Aufgabenstellung: Wie viele Jahre leitete Marcus Everding laut dem Textauszug über die Inszenierung der „Schönen Helena“ auf Schloss Blutenburg die Orff-Festspiele in Andechs?

Textauszug:
....................

München
Unter Fledermäusen, Enten und Grillen

In dieser unwettergeplagten Freilichtsaison inszeniert Marcus Everding die "Schöne Helena" im Hof der Blutenburg

29.07.2016 | Stand 02.12.2020, 19:29 Uhr

Ope(r)n Air auf Schloss Blutenburg: Marcus Everding inszeniert Jacques Offenbachs "Die schöne Helena". - Fotos: Schnauss/Busch-Frank

München (DK) Die Griechen sind los - und scheinen sich in Bayern wie zu Hause zu fühlen. Nicht ganz unschuldig daran ist Regisseur Marcus Everding (52, kleines Foto), der am Donnerstagabend Jacques Offenbachs Operette "Die schöne Helena" erstmals open air aufführen konnte.

Herr Everding, Sie hatten nach acht Jahren als Leiter der Orff-Festspiele in Andechs erstmals die Chance, Ihren Sommer außerhalb des Festspielzirkus zu verbringen und haben sie nicht genutzt. Sind Sie Überzeugungstäter?

Marcus Everding: Das klingt mir zu kriminalistisch, ich mache das ja aus Leidenschaft! Als Regisseur sucht man sich eben die Angebote aus, wie sie gerade kommen. Als letztes Jahr die Querelen um das Ende meiner Tätigkeit in Andechs durch die Presse gingen, rief mich der musikalische Leiter der Pasinger Oper, Andreas P. Heinzmann an und sagte: "Wie ich das sehe, hast du nächsten Sommer doch Zeit ..."

....................

Auflistung:
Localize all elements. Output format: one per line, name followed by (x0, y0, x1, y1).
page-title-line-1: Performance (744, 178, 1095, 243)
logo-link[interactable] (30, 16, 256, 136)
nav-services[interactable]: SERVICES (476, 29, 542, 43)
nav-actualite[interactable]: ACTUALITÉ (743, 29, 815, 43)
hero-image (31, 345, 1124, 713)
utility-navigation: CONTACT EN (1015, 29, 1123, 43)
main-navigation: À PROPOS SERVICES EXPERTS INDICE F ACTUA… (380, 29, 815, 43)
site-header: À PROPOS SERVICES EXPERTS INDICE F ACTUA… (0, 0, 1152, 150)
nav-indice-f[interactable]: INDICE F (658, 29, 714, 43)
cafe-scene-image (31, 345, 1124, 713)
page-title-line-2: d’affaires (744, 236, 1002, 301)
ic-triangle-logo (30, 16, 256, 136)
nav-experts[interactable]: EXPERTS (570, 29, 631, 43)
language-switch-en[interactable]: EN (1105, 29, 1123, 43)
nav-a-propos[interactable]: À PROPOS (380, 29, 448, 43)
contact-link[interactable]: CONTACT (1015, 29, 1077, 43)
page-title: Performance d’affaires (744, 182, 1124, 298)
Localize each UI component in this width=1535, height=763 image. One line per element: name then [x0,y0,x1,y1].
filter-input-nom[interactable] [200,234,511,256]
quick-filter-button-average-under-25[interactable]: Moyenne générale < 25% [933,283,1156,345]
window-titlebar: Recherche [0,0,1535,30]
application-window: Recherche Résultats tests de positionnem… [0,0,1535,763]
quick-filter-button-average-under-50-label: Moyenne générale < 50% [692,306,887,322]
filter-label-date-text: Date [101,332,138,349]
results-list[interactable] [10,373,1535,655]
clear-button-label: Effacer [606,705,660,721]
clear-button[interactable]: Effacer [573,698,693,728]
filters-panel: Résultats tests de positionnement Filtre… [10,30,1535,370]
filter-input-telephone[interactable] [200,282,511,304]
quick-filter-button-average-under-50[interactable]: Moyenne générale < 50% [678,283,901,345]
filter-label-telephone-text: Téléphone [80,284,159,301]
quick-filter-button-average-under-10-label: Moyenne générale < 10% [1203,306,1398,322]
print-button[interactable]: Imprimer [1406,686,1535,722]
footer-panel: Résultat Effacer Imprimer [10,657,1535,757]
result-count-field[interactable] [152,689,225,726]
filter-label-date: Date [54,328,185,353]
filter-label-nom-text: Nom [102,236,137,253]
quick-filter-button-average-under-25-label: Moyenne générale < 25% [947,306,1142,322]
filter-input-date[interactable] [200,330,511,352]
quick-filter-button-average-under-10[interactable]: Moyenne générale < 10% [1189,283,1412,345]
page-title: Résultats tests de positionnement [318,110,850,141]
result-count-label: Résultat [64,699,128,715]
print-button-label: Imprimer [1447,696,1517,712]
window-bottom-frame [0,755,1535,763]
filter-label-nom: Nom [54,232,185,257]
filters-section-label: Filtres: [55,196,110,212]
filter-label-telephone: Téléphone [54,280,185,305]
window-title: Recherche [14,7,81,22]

....................

Antwort: Acht Jahre.